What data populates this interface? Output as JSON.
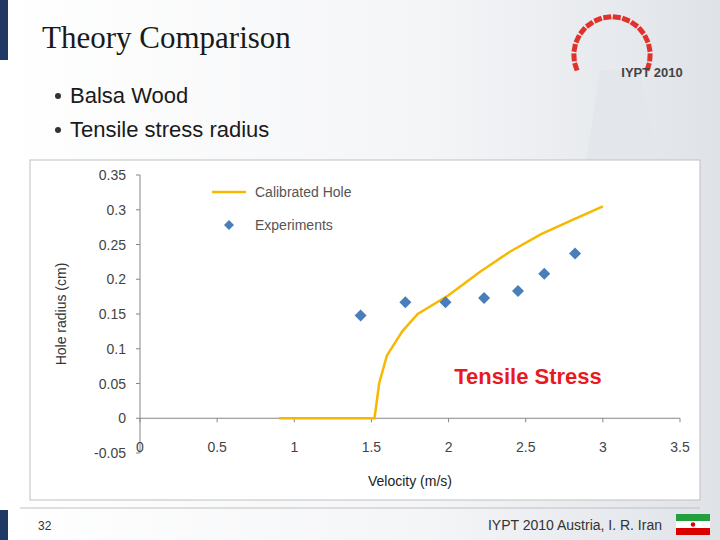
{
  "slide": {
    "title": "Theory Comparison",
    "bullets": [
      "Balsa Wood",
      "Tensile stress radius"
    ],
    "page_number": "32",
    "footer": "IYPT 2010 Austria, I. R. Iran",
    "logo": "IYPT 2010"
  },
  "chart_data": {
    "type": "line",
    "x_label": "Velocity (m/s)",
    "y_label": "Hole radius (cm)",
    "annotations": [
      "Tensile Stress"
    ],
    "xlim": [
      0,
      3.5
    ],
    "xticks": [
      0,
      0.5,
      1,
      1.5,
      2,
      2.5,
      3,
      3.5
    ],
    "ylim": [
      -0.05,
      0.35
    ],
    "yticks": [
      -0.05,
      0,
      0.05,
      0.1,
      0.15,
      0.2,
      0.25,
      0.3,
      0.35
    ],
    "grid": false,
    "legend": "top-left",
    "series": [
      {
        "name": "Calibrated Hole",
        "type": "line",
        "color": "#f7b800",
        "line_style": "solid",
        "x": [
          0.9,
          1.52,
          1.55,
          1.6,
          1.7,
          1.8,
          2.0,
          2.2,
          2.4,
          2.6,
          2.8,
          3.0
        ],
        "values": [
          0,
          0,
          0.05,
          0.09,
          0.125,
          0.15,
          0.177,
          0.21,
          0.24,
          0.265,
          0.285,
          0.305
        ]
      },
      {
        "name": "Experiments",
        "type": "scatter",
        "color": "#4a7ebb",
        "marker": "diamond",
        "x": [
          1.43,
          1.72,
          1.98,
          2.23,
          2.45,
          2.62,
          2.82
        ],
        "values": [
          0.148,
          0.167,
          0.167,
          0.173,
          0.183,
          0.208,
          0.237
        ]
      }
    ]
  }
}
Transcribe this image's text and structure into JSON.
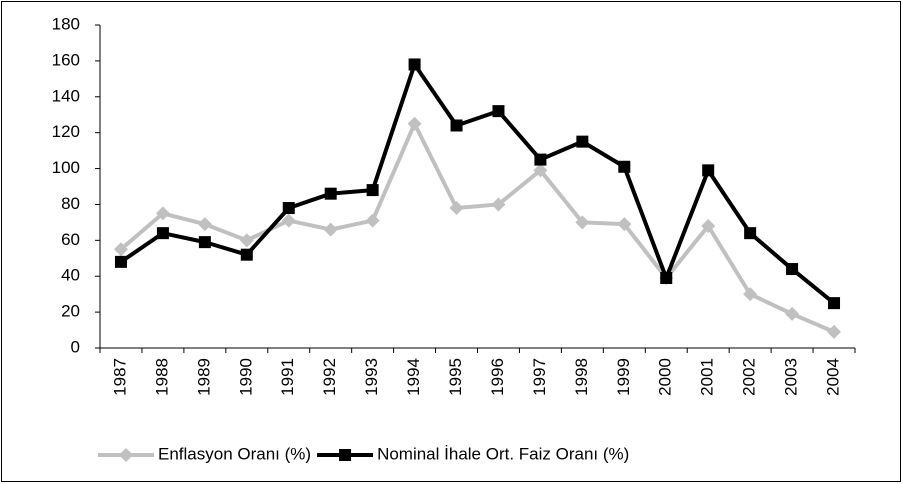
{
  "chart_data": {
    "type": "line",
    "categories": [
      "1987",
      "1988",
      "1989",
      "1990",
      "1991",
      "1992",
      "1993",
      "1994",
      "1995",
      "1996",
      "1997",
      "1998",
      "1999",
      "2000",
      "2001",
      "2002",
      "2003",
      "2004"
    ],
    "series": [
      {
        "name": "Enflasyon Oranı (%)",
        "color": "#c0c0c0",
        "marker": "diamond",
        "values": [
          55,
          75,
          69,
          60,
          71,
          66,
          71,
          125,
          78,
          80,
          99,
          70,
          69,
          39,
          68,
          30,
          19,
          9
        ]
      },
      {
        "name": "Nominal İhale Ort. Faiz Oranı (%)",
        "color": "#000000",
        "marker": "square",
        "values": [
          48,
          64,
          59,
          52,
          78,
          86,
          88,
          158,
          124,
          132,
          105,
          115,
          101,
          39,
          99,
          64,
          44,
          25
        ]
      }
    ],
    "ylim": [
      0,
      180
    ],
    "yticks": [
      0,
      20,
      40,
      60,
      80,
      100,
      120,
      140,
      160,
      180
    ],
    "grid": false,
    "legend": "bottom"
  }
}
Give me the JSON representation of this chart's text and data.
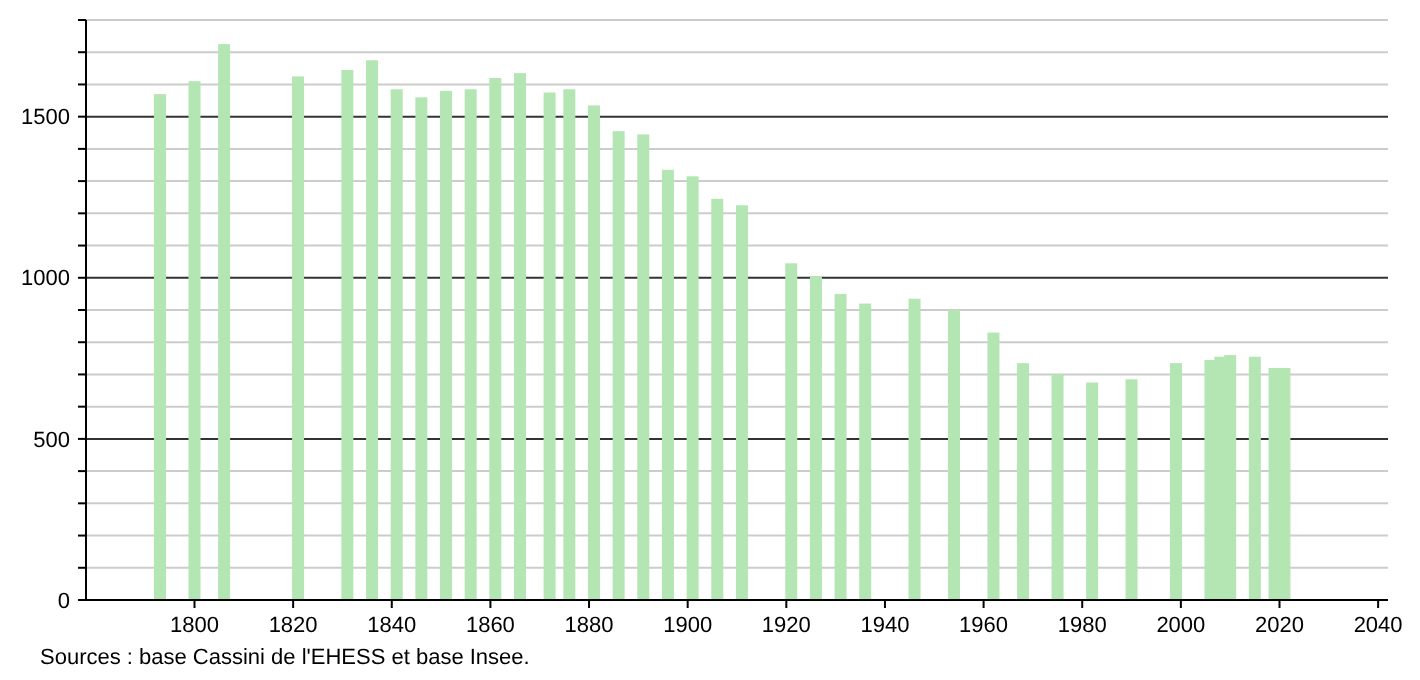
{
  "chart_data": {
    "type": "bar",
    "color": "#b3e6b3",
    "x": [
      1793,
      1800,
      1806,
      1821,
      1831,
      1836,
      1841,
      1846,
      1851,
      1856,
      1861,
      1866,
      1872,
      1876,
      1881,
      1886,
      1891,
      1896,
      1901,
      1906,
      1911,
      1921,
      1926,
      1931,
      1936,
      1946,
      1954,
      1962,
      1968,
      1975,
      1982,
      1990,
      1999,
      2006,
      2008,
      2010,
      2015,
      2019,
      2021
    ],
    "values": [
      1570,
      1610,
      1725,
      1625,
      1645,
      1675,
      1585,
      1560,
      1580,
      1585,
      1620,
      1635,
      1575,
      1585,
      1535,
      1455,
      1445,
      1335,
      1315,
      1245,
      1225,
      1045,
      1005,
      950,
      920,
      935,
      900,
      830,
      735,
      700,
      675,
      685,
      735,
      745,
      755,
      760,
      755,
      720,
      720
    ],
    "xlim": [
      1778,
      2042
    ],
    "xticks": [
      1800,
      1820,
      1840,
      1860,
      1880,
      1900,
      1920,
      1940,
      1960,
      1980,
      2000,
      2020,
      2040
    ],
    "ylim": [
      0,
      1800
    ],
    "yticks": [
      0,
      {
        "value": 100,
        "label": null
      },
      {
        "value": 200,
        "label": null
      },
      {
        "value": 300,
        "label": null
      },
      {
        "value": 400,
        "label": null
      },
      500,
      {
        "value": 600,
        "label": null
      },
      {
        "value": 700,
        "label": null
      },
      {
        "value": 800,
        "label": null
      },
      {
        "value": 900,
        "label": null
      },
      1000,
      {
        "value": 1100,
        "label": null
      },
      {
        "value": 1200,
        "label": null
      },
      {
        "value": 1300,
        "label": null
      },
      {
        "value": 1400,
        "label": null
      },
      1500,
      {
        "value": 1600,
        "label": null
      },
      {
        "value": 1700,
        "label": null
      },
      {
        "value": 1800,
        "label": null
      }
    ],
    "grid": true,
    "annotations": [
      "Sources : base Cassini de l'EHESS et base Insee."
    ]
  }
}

——————

_Requirements_:
Without the pictures, extract every entry verbatim.

_Written answer_:
What data populates this interface? Output as JSON.
{
  "slide": {
    "title": "Theory Comparison",
    "bullets": [
      "Balsa Wood",
      "Tensile stress radius"
    ],
    "page_number": "32",
    "footer": "IYPT 2010 Austria, I. R. Iran",
    "logo": "IYPT 2010"
  },
  "chart_data": {
    "type": "line",
    "x_label": "Velocity (m/s)",
    "y_label": "Hole radius (cm)",
    "annotations": [
      "Tensile Stress"
    ],
    "xlim": [
      0,
      3.5
    ],
    "xticks": [
      0,
      0.5,
      1,
      1.5,
      2,
      2.5,
      3,
      3.5
    ],
    "ylim": [
      -0.05,
      0.35
    ],
    "yticks": [
      -0.05,
      0,
      0.05,
      0.1,
      0.15,
      0.2,
      0.25,
      0.3,
      0.35
    ],
    "grid": false,
    "legend": "top-left",
    "series": [
      {
        "name": "Calibrated Hole",
        "type": "line",
        "color": "#f7b800",
        "line_style": "solid",
        "x": [
          0.9,
          1.52,
          1.55,
          1.6,
          1.7,
          1.8,
          2.0,
          2.2,
          2.4,
          2.6,
          2.8,
          3.0
        ],
        "values": [
          0,
          0,
          0.05,
          0.09,
          0.125,
          0.15,
          0.177,
          0.21,
          0.24,
          0.265,
          0.285,
          0.305
        ]
      },
      {
        "name": "Experiments",
        "type": "scatter",
        "color": "#4a7ebb",
        "marker": "diamond",
        "x": [
          1.43,
          1.72,
          1.98,
          2.23,
          2.45,
          2.62,
          2.82
        ],
        "values": [
          0.148,
          0.167,
          0.167,
          0.173,
          0.183,
          0.208,
          0.237
        ]
      }
    ]
  }
}
Transcribe this image's text and structure into JSON.
{
  "chart_data": {
    "type": "line",
    "categories": [
      "1987",
      "1988",
      "1989",
      "1990",
      "1991",
      "1992",
      "1993",
      "1994",
      "1995",
      "1996",
      "1997",
      "1998",
      "1999",
      "2000",
      "2001",
      "2002",
      "2003",
      "2004"
    ],
    "series": [
      {
        "name": "Enflasyon Oranı (%)",
        "color": "#c0c0c0",
        "marker": "diamond",
        "values": [
          55,
          75,
          69,
          60,
          71,
          66,
          71,
          125,
          78,
          80,
          99,
          70,
          69,
          39,
          68,
          30,
          19,
          9
        ]
      },
      {
        "name": "Nominal İhale Ort. Faiz Oranı (%)",
        "color": "#000000",
        "marker": "square",
        "values": [
          48,
          64,
          59,
          52,
          78,
          86,
          88,
          158,
          124,
          132,
          105,
          115,
          101,
          39,
          99,
          64,
          44,
          25
        ]
      }
    ],
    "ylim": [
      0,
      180
    ],
    "yticks": [
      0,
      20,
      40,
      60,
      80,
      100,
      120,
      140,
      160,
      180
    ],
    "grid": false,
    "legend": "bottom"
  }
}
Give me the JSON representation of this chart's text and data.
{
  "chart_data": {
    "type": "bar",
    "color": "#b3e6b3",
    "x": [
      1793,
      1800,
      1806,
      1821,
      1831,
      1836,
      1841,
      1846,
      1851,
      1856,
      1861,
      1866,
      1872,
      1876,
      1881,
      1886,
      1891,
      1896,
      1901,
      1906,
      1911,
      1921,
      1926,
      1931,
      1936,
      1946,
      1954,
      1962,
      1968,
      1975,
      1982,
      1990,
      1999,
      2006,
      2008,
      2010,
      2015,
      2019,
      2021
    ],
    "values": [
      1570,
      1610,
      1725,
      1625,
      1645,
      1675,
      1585,
      1560,
      1580,
      1585,
      1620,
      1635,
      1575,
      1585,
      1535,
      1455,
      1445,
      1335,
      1315,
      1245,
      1225,
      1045,
      1005,
      950,
      920,
      935,
      900,
      830,
      735,
      700,
      675,
      685,
      735,
      745,
      755,
      760,
      755,
      720,
      720
    ],
    "xlim": [
      1778,
      2042
    ],
    "xticks": [
      1800,
      1820,
      1840,
      1860,
      1880,
      1900,
      1920,
      1940,
      1960,
      1980,
      2000,
      2020,
      2040
    ],
    "ylim": [
      0,
      1800
    ],
    "yticks": [
      0,
      {
        "value": 100,
        "label": null
      },
      {
        "value": 200,
        "label": null
      },
      {
        "value": 300,
        "label": null
      },
      {
        "value": 400,
        "label": null
      },
      500,
      {
        "value": 600,
        "label": null
      },
      {
        "value": 700,
        "label": null
      },
      {
        "value": 800,
        "label": null
      },
      {
        "value": 900,
        "label": null
      },
      1000,
      {
        "value": 1100,
        "label": null
      },
      {
        "value": 1200,
        "label": null
      },
      {
        "value": 1300,
        "label": null
      },
      {
        "value": 1400,
        "label": null
      },
      1500,
      {
        "value": 1600,
        "label": null
      },
      {
        "value": 1700,
        "label": null
      },
      {
        "value": 1800,
        "label": null
      }
    ],
    "grid": true,
    "annotations": [
      "Sources : base Cassini de l'EHESS et base Insee."
    ]
  }
}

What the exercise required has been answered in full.